Written request >> Lines containing the word "Baja" should be extracted in full.

Figure data in JSON:
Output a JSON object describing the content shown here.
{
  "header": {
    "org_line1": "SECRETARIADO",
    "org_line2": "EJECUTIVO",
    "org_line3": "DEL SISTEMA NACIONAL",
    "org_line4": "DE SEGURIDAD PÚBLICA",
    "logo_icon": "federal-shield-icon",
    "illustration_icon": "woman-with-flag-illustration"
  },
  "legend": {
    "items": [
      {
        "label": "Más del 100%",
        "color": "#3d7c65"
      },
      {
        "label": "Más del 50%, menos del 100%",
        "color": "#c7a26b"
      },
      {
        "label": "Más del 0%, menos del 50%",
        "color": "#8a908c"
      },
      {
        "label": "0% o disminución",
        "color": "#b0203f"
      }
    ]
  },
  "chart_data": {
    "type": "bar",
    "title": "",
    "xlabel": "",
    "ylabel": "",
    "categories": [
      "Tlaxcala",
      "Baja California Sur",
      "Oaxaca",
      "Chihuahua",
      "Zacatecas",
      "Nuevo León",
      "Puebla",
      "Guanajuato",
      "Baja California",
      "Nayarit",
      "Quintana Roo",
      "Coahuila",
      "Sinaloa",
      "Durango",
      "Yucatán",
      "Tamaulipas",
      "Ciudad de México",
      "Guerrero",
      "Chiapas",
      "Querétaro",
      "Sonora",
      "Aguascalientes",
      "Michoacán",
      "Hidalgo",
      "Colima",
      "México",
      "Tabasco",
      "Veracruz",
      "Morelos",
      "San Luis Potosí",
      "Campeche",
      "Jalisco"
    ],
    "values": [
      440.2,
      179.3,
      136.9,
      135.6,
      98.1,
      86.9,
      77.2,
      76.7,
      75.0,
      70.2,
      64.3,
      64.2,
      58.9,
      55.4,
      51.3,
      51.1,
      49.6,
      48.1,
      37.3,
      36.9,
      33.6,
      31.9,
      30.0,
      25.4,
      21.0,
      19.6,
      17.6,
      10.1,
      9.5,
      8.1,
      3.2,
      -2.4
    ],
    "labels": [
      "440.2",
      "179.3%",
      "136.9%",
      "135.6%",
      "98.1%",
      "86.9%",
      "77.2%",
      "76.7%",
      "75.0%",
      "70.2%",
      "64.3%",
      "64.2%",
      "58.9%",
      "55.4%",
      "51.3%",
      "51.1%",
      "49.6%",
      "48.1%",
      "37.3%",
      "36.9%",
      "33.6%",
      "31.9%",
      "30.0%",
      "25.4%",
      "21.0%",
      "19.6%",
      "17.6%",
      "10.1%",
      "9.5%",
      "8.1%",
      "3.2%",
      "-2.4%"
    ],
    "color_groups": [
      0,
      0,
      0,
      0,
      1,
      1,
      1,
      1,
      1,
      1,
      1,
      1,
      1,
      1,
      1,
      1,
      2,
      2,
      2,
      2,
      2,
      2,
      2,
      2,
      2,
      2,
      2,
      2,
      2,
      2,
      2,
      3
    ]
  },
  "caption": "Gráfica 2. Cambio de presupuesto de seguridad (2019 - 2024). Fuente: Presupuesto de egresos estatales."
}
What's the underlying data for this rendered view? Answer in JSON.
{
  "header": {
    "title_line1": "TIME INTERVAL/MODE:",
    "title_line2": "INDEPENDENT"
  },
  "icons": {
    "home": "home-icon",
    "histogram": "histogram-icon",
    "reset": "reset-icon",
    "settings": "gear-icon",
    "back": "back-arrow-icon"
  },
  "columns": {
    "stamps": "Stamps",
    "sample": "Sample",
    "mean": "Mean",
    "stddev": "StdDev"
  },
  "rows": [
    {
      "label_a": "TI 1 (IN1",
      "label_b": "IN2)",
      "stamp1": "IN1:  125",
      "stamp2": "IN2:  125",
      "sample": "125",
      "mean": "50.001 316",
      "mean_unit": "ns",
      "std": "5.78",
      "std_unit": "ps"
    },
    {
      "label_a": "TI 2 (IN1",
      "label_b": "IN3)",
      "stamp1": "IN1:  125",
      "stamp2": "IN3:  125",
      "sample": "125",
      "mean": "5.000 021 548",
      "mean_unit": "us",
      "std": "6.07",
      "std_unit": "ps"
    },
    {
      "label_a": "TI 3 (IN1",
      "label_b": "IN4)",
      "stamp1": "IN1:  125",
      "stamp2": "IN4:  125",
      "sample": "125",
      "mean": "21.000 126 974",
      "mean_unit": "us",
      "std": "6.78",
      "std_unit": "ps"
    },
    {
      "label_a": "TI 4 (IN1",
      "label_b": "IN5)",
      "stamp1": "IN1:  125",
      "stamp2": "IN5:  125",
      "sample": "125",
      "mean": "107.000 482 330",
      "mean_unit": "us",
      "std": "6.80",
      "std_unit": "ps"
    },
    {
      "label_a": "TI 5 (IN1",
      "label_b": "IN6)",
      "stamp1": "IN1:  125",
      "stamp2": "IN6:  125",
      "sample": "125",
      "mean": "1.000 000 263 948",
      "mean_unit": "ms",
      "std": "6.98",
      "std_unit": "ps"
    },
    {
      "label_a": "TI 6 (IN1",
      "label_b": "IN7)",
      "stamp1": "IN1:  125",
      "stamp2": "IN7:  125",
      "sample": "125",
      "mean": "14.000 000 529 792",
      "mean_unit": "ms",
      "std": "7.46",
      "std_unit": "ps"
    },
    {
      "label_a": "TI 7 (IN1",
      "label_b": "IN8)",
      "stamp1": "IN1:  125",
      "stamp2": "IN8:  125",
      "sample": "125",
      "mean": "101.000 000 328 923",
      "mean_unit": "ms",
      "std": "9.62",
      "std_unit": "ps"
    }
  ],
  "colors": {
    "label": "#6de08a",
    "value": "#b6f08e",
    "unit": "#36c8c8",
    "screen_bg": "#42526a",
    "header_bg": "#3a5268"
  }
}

Result >>
      "Baja California Sur",
      "Baja California",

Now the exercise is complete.